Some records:
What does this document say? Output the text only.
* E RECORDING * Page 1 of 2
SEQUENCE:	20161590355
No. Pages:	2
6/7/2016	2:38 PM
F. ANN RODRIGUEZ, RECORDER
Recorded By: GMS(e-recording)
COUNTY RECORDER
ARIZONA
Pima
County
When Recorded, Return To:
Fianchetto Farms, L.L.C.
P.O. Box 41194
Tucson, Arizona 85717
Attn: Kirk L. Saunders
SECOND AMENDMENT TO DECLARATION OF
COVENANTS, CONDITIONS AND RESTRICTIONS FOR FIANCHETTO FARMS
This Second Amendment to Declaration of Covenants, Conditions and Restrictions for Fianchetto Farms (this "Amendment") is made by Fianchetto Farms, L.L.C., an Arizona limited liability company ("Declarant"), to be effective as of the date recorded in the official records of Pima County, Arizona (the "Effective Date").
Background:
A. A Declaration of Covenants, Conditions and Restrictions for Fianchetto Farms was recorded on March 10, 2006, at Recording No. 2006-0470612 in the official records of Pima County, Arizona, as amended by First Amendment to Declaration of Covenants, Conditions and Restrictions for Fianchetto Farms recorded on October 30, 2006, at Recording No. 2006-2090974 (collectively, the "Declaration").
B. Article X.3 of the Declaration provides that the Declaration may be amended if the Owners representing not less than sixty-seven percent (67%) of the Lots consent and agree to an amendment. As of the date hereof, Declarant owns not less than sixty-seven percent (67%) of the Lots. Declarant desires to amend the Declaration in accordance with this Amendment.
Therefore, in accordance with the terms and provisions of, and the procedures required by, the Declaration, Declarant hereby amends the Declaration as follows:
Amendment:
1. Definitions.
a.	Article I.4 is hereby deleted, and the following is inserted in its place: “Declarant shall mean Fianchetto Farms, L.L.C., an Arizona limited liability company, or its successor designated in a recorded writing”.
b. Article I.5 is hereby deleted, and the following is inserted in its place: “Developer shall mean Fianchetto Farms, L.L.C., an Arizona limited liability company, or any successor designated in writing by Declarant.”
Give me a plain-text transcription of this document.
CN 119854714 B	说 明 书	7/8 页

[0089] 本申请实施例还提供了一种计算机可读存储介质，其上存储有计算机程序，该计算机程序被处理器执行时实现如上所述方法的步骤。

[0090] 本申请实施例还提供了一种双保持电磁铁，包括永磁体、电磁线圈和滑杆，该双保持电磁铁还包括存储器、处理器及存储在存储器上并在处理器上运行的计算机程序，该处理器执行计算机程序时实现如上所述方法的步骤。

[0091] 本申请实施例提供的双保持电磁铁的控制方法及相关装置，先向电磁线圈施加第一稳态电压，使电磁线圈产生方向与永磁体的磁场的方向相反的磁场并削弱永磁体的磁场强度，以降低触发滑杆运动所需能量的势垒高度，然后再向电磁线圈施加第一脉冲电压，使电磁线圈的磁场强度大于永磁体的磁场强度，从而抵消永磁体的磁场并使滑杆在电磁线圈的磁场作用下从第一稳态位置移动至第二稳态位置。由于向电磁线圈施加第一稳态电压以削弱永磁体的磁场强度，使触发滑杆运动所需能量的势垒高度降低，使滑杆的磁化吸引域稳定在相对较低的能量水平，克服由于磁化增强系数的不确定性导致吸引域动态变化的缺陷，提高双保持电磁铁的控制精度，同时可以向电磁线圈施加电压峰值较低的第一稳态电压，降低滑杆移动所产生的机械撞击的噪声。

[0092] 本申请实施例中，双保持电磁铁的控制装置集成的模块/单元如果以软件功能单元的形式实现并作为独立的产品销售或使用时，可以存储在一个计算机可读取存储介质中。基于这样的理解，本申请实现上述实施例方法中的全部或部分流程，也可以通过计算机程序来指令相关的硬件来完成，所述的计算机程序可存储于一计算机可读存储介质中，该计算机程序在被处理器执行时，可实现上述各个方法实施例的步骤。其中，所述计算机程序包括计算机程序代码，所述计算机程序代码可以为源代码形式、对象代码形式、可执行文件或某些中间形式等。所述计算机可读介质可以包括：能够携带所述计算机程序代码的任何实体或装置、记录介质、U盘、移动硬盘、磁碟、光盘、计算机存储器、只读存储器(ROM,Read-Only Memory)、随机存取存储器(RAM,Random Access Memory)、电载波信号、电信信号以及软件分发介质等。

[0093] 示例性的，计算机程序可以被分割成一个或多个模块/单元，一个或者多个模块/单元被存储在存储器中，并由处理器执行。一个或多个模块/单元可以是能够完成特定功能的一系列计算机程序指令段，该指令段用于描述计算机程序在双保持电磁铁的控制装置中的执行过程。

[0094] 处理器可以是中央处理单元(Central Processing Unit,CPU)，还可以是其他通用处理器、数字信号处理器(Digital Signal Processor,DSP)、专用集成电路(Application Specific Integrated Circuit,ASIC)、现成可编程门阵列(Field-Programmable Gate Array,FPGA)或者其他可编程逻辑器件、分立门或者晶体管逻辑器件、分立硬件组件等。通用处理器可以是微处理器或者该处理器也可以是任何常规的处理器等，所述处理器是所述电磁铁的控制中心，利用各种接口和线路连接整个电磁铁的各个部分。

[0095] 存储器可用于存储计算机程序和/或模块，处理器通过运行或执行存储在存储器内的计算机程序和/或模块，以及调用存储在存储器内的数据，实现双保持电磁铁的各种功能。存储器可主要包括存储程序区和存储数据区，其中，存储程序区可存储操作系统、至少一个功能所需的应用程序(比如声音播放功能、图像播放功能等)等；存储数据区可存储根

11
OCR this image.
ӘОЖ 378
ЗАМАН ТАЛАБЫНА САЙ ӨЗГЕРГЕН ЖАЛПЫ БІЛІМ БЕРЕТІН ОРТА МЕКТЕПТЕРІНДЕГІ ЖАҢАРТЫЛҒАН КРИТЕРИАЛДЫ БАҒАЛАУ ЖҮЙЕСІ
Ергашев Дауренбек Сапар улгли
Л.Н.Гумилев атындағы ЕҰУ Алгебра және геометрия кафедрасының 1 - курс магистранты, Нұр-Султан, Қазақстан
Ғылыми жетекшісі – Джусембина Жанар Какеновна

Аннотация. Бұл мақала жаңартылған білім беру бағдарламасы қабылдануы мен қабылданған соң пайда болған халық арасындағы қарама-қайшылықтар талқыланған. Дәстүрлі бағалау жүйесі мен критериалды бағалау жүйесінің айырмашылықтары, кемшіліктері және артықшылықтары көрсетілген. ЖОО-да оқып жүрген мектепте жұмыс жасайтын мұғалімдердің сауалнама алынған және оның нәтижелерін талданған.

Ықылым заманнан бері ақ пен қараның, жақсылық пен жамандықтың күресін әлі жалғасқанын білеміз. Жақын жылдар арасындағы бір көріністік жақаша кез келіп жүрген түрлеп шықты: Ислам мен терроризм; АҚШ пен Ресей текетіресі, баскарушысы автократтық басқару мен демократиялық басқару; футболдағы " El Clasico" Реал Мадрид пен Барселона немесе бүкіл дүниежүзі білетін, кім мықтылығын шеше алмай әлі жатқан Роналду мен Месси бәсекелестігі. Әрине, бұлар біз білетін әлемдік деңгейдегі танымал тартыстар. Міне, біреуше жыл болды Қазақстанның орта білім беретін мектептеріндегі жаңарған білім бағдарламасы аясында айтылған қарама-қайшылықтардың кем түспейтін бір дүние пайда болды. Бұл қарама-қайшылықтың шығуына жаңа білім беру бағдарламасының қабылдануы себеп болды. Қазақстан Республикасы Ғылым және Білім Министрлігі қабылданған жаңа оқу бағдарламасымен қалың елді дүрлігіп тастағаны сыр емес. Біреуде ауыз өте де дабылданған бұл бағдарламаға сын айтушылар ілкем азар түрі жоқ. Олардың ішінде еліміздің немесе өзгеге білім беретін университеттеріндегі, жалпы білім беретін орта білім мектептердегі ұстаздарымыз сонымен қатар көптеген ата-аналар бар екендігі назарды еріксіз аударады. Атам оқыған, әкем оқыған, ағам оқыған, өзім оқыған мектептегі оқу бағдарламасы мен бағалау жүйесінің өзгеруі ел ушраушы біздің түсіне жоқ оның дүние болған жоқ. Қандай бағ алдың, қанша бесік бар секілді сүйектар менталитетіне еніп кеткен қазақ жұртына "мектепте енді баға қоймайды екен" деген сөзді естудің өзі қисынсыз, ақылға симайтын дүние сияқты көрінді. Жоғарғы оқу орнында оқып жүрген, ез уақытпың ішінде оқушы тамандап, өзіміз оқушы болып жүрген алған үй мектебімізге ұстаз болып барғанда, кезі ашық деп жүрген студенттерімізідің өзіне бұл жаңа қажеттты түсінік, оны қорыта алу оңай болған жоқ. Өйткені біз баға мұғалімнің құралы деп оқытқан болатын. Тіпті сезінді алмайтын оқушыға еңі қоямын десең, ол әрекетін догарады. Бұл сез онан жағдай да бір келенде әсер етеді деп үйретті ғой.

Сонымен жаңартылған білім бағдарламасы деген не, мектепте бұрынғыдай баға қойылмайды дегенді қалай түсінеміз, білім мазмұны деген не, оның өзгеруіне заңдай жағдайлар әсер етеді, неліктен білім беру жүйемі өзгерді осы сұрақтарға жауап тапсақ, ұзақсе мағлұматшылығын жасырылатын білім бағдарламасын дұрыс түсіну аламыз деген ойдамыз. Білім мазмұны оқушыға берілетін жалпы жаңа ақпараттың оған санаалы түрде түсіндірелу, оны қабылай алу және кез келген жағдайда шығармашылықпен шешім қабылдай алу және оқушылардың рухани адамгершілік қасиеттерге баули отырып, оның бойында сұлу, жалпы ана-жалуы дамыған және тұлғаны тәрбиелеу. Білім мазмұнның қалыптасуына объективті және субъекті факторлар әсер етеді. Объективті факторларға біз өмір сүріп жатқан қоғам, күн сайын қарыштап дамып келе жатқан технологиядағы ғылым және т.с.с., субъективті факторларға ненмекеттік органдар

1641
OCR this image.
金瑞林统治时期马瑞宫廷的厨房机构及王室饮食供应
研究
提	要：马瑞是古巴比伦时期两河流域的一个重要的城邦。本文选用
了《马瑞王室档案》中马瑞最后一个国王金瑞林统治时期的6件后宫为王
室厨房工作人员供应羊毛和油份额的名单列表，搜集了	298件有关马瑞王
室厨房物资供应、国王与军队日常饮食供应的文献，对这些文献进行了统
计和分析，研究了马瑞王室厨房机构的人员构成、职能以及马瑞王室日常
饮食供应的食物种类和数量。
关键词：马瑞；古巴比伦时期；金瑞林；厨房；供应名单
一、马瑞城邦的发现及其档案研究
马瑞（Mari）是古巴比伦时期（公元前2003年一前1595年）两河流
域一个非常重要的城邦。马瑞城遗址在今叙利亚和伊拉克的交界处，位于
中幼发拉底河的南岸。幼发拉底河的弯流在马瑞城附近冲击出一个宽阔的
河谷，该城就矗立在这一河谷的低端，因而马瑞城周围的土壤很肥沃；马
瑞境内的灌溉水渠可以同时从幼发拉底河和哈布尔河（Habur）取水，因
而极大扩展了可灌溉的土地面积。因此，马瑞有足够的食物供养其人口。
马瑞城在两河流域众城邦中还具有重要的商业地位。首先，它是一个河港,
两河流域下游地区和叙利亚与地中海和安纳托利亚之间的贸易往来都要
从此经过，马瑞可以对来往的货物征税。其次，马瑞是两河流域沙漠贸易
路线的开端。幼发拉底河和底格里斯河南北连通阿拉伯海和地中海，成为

WHAT IS EXPECTED:
Look through the data and show every line containing "date".

RESPONSE TO THE TASK:
This Second Amendment to Declaration of Covenants, Conditions and Restrictions for Fianchetto Farms (this "Amendment") is made by Fianchetto Farms, L.L.C., an Arizona limited liability company ("Declarant"), to be effective as of the date recorded in the official records of Pima County, Arizona (the "Effective Date").
B. Article X.3 of the Declaration provides that the Declaration may be amended if the Owners representing not less than sixty-seven percent (67%) of the Lots consent and agree to an amendment. As of the date hereof, Declarant owns not less than sixty-seven percent (67%) of the Lots. Declarant desires to amend the Declaration in accordance with this Amendment.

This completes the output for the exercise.